(Dataset records)
........
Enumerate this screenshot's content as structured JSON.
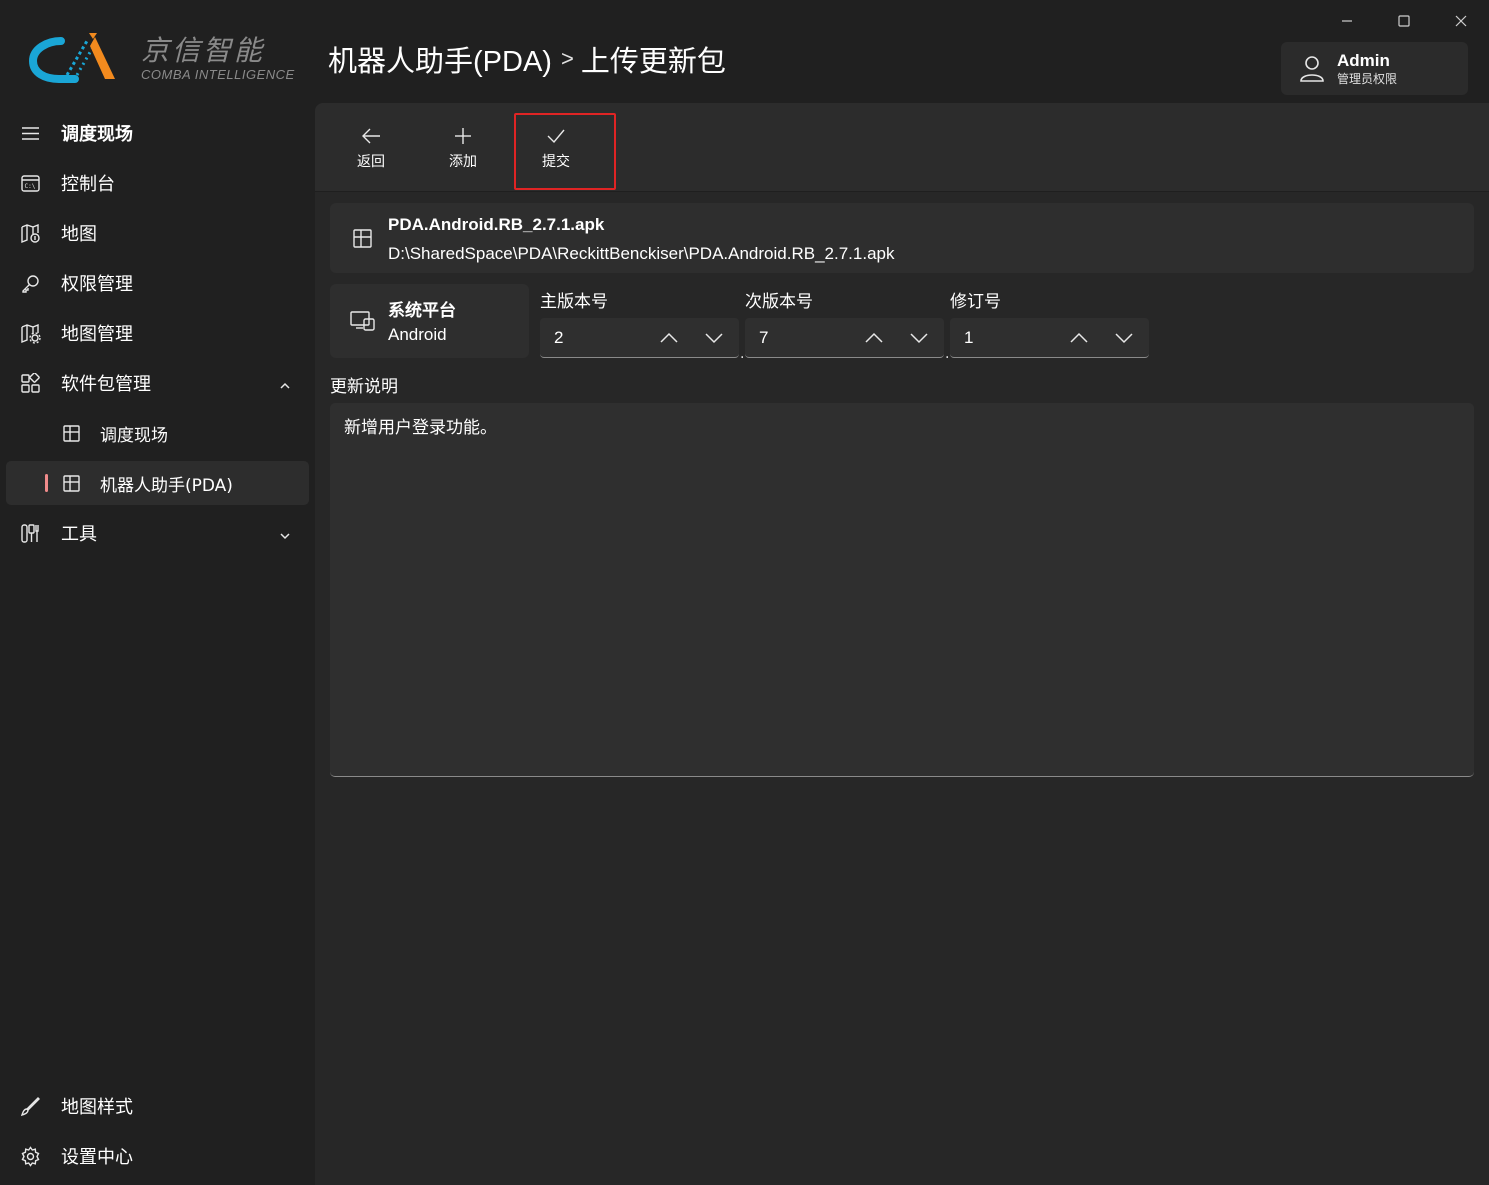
{
  "window": {
    "caption": {
      "minimize_icon": "minimize-icon",
      "maximize_icon": "maximize-icon",
      "close_icon": "close-icon"
    }
  },
  "logo": {
    "name_cn": "京信智能",
    "name_en": "COMBA INTELLIGENCE",
    "colors": {
      "teal": "#1aa6d6",
      "orange": "#f28a1e"
    }
  },
  "header": {
    "breadcrumb_parent": "机器人助手(PDA)",
    "breadcrumb_separator": ">",
    "breadcrumb_current": "上传更新包"
  },
  "user": {
    "name": "Admin",
    "role": "管理员权限",
    "icon": "user-icon"
  },
  "sidebar": {
    "items": [
      {
        "label": "调度现场",
        "icon": "hamburger-icon",
        "bold": true
      },
      {
        "label": "控制台",
        "icon": "console-icon"
      },
      {
        "label": "地图",
        "icon": "map-icon"
      },
      {
        "label": "权限管理",
        "icon": "key-icon"
      },
      {
        "label": "地图管理",
        "icon": "map-manage-icon"
      },
      {
        "label": "软件包管理",
        "icon": "apps-icon",
        "expanded": true
      },
      {
        "label": "调度现场",
        "icon": "package-icon",
        "sub": true
      },
      {
        "label": "机器人助手(PDA)",
        "icon": "package-icon",
        "sub": true,
        "active": true
      },
      {
        "label": "工具",
        "icon": "tools-icon",
        "expanded": false
      }
    ],
    "footer_items": [
      {
        "label": "地图样式",
        "icon": "brush-icon"
      },
      {
        "label": "设置中心",
        "icon": "settings-icon"
      }
    ],
    "active_indicator_color": "#f08b8b"
  },
  "toolbar": {
    "back_label": "返回",
    "add_label": "添加",
    "submit_label": "提交",
    "highlight_color": "#e02424"
  },
  "file": {
    "name": "PDA.Android.RB_2.7.1.apk",
    "path": "D:\\SharedSpace\\PDA\\ReckittBenckiser\\PDA.Android.RB_2.7.1.apk"
  },
  "platform": {
    "label": "系统平台",
    "value": "Android"
  },
  "version": {
    "major_label": "主版本号",
    "major_value": "2",
    "minor_label": "次版本号",
    "minor_value": "7",
    "revision_label": "修订号",
    "revision_value": "1",
    "separator": "."
  },
  "notes": {
    "label": "更新说明",
    "value": "新增用户登录功能。"
  }
}
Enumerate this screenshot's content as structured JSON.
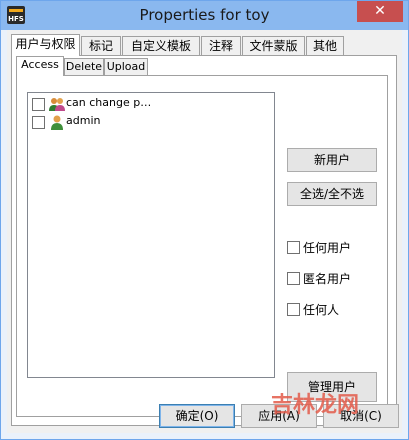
{
  "window": {
    "title": "Properties for toy",
    "app_icon_text": "HFS",
    "close_glyph": "✕"
  },
  "tabs": [
    {
      "label": "用户与权限",
      "active": true
    },
    {
      "label": "标记",
      "active": false
    },
    {
      "label": "自定义模板",
      "active": false
    },
    {
      "label": "注释",
      "active": false
    },
    {
      "label": "文件蒙版",
      "active": false
    },
    {
      "label": "其他",
      "active": false
    }
  ],
  "subtabs": [
    {
      "label": "Access",
      "active": true
    },
    {
      "label": "Delete",
      "active": false
    },
    {
      "label": "Upload",
      "active": false
    }
  ],
  "users": [
    {
      "label": "can change p…",
      "icon": "user-group-icon",
      "checked": false
    },
    {
      "label": "admin",
      "icon": "user-icon",
      "checked": false
    }
  ],
  "buttons": {
    "new_user": "新用户",
    "select_all": "全选/全不选",
    "manage_users": "管理用户",
    "ok": "确定(O)",
    "apply": "应用(A)",
    "cancel": "取消(C)"
  },
  "options": [
    {
      "label": "任何用户",
      "checked": false
    },
    {
      "label": "匿名用户",
      "checked": false
    },
    {
      "label": "任何人",
      "checked": false
    }
  ],
  "watermark": "吉林龙网",
  "colors": {
    "titlebar": "#8ab8ef",
    "close": "#c74f4f",
    "watermark": "#e35b4a"
  }
}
........
[Exercise] Pick out every line holding the string "Android" and return it.

[Task solution]
    "name": "PDA.Android.RB_2.7.1.apk",
    "path": "D:\\SharedSpace\\PDA\\ReckittBenckiser\\PDA.Android.RB_2.7.1.apk"
    "value": "Android"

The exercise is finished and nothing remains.